## 수행할 과제
아래 기록 전체를 한 줄도 빠짐없이, 글자 하나 바꾸지 말고 그대로 옮겨 적으세요.

## 원본 기록
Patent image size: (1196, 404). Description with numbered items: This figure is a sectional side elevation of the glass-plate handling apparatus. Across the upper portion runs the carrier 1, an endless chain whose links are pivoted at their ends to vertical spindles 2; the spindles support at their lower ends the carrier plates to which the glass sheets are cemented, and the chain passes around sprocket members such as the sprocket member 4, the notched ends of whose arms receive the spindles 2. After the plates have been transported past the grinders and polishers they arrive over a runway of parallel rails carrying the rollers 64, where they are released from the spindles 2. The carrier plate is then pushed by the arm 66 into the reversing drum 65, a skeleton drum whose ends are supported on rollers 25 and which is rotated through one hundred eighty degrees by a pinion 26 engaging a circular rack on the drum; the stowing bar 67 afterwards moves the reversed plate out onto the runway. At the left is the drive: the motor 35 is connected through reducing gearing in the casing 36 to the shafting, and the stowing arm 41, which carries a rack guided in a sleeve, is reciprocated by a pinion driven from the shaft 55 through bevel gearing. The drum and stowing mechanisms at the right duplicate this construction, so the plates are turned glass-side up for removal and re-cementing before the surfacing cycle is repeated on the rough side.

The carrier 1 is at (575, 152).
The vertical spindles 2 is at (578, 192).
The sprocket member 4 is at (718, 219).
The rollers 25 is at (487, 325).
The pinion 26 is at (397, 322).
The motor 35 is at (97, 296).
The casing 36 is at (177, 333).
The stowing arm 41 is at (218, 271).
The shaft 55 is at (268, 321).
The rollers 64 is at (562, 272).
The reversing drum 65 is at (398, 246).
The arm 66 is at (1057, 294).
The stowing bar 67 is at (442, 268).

## 과제 답변
Patent image size: (1196, 404). Description with numbered items: This figure is a sectional side elevation of the glass-plate handling apparatus. Across the upper portion runs the carrier 1, an endless chain whose links are pivoted at their ends to vertical spindles 2; the spindles support at their lower ends the carrier plates to which the glass sheets are cemented, and the chain passes around sprocket members such as the sprocket member 4, the notched ends of whose arms receive the spindles 2. After the plates have been transported past the grinders and polishers they arrive over a runway of parallel rails carrying the rollers 64, where they are released from the spindles 2. The carrier plate is then pushed by the arm 66 into the reversing drum 65, a skeleton drum whose ends are supported on rollers 25 and which is rotated through one hundred eighty degrees by a pinion 26 engaging a circular rack on the drum; the stowing bar 67 afterwards moves the reversed plate out onto the runway. At the left is the drive: the motor 35 is connected through reducing gearing in the casing 36 to the shafting, and the stowing arm 41, which carries a rack guided in a sleeve, is reciprocated by a pinion driven from the shaft 55 through bevel gearing. The drum and stowing mechanisms at the right duplicate this construction, so the plates are turned glass-side up for removal and re-cementing before the surfacing cycle is repeated on the rough side.

The carrier 1 is at (575, 152).
The vertical spindles 2 is at (578, 192).
The sprocket member 4 is at (718, 219).
The rollers 25 is at (487, 325).
The pinion 26 is at (397, 322).
The motor 35 is at (97, 296).
The casing 36 is at (177, 333).
The stowing arm 41 is at (218, 271).
The shaft 55 is at (268, 321).
The rollers 64 is at (562, 272).
The reversing drum 65 is at (398, 246).
The arm 66 is at (1057, 294).
The stowing bar 67 is at (442, 268).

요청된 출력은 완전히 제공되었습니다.